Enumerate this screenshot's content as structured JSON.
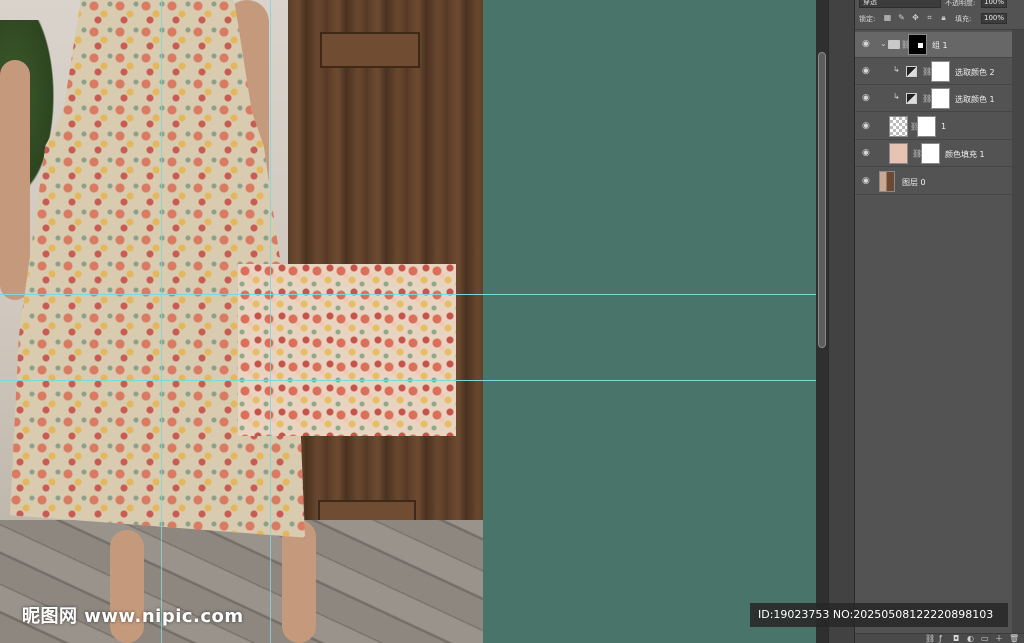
{
  "canvas": {
    "background_color": "#487469",
    "guide_color": "#7fd8d8",
    "watermark_left": "昵图网 www.nipic.com"
  },
  "layers_panel": {
    "blend_mode": "穿透",
    "opacity_label": "不透明度:",
    "opacity_value": "100%",
    "lock_label": "锁定:",
    "fill_label": "填充:",
    "fill_value": "100%",
    "layers": [
      {
        "name": "组 1",
        "type": "group",
        "selected": true,
        "thumb": "black"
      },
      {
        "name": "选取颜色 2",
        "type": "adjustment",
        "clipped": true,
        "thumb": "white"
      },
      {
        "name": "选取颜色 1",
        "type": "adjustment",
        "clipped": true,
        "thumb": "white"
      },
      {
        "name": "1",
        "type": "pattern",
        "thumb": "checker"
      },
      {
        "name": "颜色填充 1",
        "type": "fill",
        "thumb": "peach"
      },
      {
        "name": "图层 0",
        "type": "pixel",
        "thumb": "photo"
      }
    ]
  },
  "id_watermark": "ID:19023753 NO:20250508122220898103",
  "icons": {
    "eye": "eye-icon",
    "chain": "link-icon",
    "clip": "clipping-arrow-icon",
    "folder": "folder-icon"
  }
}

WHAT THE EXERCISE ASKS:
The records above must be printed exactly; the pictures stay out.

ANSWER IN FULL:
Enumerate this screenshot's content as structured JSON.
{
  "canvas": {
    "background_color": "#487469",
    "guide_color": "#7fd8d8",
    "watermark_left": "昵图网 www.nipic.com"
  },
  "layers_panel": {
    "blend_mode": "穿透",
    "opacity_label": "不透明度:",
    "opacity_value": "100%",
    "lock_label": "锁定:",
    "fill_label": "填充:",
    "fill_value": "100%",
    "layers": [
      {
        "name": "组 1",
        "type": "group",
        "selected": true,
        "thumb": "black"
      },
      {
        "name": "选取颜色 2",
        "type": "adjustment",
        "clipped": true,
        "thumb": "white"
      },
      {
        "name": "选取颜色 1",
        "type": "adjustment",
        "clipped": true,
        "thumb": "white"
      },
      {
        "name": "1",
        "type": "pattern",
        "thumb": "checker"
      },
      {
        "name": "颜色填充 1",
        "type": "fill",
        "thumb": "peach"
      },
      {
        "name": "图层 0",
        "type": "pixel",
        "thumb": "photo"
      }
    ]
  },
  "id_watermark": "ID:19023753 NO:20250508122220898103",
  "icons": {
    "eye": "eye-icon",
    "chain": "link-icon",
    "clip": "clipping-arrow-icon",
    "folder": "folder-icon"
  }
}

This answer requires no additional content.